The New gTLDs are Here! Woohoo!

Go here and here to see the CartoDB visualizations. Below is my story behind them.

carto-cctlds

The new gTLDs are here! Thanks IANA! Are you as excited as I am??

What?


Okay, so it’s not a very sexy topic (and it seems like they go out of their way to remind you of that) but the Internet Assigned Numbers Authority (IANA) — which manages the global coordination of internet protocols — has added hundreds of new generic top-level domains (gTLDs) to the existing pool, with promises for many more.

What’s a top-level domain? In short, it’s the .com, .edu, .io, or .ly at the end of an internet address. The URL is often the first impression we get of any internet resource—sometimes I’ll hover over a link just to see what it says, and in that case it’s my only impression. While a URL is only a pointer, it does provide a window into what might be behind it, and I know I trust .com or .org over .biz.

Now the IANA has made it much easier to add new TLDs, and soon you might see more and more suffixes like .nyc, .audio, or even the surprisingly popular .realtor. (My personal favorite: .horse). Some of these are open, but others will come with their own regulations on usage or access (for instance, .nyc only allows proven New York City residents or institutions to register, while .xxx and .adult are reserved for obvious reasons).

__DATASET EXTRACT__.

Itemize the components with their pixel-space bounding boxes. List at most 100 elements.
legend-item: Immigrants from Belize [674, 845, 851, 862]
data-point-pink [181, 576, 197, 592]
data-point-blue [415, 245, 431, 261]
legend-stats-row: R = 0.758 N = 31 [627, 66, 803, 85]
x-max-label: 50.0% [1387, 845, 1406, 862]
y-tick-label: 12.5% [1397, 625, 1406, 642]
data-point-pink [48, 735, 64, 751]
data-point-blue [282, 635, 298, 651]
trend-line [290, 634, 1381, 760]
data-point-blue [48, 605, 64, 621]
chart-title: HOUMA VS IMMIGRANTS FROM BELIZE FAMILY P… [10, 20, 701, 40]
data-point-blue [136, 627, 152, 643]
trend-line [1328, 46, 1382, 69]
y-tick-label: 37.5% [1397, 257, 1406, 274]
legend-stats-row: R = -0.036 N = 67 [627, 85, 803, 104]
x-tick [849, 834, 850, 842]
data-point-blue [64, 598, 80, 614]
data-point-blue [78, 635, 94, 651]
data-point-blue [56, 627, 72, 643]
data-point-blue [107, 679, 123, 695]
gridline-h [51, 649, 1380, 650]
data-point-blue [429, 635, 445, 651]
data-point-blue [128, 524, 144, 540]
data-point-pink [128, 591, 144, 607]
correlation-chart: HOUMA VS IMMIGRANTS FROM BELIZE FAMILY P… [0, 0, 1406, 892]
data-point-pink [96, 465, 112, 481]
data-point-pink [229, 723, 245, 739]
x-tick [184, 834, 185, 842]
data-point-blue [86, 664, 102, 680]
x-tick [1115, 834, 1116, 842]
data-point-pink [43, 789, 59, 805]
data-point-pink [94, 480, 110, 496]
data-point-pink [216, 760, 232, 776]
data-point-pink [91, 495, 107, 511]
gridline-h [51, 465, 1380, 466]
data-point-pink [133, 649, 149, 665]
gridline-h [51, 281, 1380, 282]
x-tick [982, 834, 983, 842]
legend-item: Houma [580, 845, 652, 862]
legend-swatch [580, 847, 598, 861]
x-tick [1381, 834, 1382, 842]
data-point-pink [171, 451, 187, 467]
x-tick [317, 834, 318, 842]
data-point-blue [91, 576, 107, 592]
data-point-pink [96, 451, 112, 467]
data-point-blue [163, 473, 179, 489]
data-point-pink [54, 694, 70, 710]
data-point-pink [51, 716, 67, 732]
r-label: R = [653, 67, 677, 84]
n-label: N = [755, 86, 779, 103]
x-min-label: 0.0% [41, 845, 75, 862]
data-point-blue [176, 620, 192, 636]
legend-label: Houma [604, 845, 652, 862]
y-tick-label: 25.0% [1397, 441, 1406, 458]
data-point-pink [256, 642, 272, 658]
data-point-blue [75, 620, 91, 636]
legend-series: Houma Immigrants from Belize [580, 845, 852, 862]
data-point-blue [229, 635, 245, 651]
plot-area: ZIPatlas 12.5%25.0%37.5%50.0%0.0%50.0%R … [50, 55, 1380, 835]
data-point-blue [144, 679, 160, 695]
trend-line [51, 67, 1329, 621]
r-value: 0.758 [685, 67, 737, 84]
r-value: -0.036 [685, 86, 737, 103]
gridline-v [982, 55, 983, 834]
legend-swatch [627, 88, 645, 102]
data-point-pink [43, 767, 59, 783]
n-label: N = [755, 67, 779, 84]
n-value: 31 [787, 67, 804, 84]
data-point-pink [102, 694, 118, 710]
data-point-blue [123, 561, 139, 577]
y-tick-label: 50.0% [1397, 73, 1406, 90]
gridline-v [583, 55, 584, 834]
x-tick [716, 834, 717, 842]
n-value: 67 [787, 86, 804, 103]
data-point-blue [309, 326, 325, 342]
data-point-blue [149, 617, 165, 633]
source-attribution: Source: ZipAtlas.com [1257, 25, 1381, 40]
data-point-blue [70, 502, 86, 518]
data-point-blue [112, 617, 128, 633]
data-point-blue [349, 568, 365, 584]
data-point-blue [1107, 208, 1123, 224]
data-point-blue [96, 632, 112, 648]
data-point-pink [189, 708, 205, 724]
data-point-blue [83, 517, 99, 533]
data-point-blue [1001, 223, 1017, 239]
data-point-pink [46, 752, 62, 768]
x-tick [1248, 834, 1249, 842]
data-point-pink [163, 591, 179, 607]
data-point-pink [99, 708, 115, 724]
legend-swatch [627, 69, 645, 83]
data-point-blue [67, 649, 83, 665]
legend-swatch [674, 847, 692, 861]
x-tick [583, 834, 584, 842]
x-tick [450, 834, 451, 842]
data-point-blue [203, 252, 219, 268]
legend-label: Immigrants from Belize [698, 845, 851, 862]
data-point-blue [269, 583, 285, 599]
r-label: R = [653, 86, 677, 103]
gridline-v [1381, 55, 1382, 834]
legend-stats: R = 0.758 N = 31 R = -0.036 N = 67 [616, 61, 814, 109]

__COMPLETE THE FOLLOWING__.
• a. Using the post about the new gTLDs, decide whether each statement agrees with it: (i) IANA handles the global coordination of internet protocols; (ii) anyone can register a .nyc address; (iii) the writer trusts .biz more than .com. For each, give yes or no and quote the words of the post that settle it.
• b. Carry on the post about the new gTLDs from its final sentence.

__RESPONSES__.
• a.
(i) Yes: "which manages the global coordination of internet protocols"
(ii) No: ".nyc only allows proven New York City residents or institutions to register"
(iii) No: "I know I trust .com or .org over .biz"

• b.
URLs are far less concrete and fixed than physical addresses, but they do still represent local ties. URL suffixes that you might have seen like .ly, .tv, and .io actually belong to Lybia, Tuvalu, and the British Indian Ocean Territory, respectively, and are usually leased out to companies in the US or Europe for a fee (using one of these URLs is rather annoyingly called a “domain hack”). Such exchanges reflect the dynamics of communication and transaction on the web, where borders are more permeable than in the physical world; it’s also a reminder of the economic realities behind the curtain, with these often small and extremely poor countries selling virtual land to tech startups.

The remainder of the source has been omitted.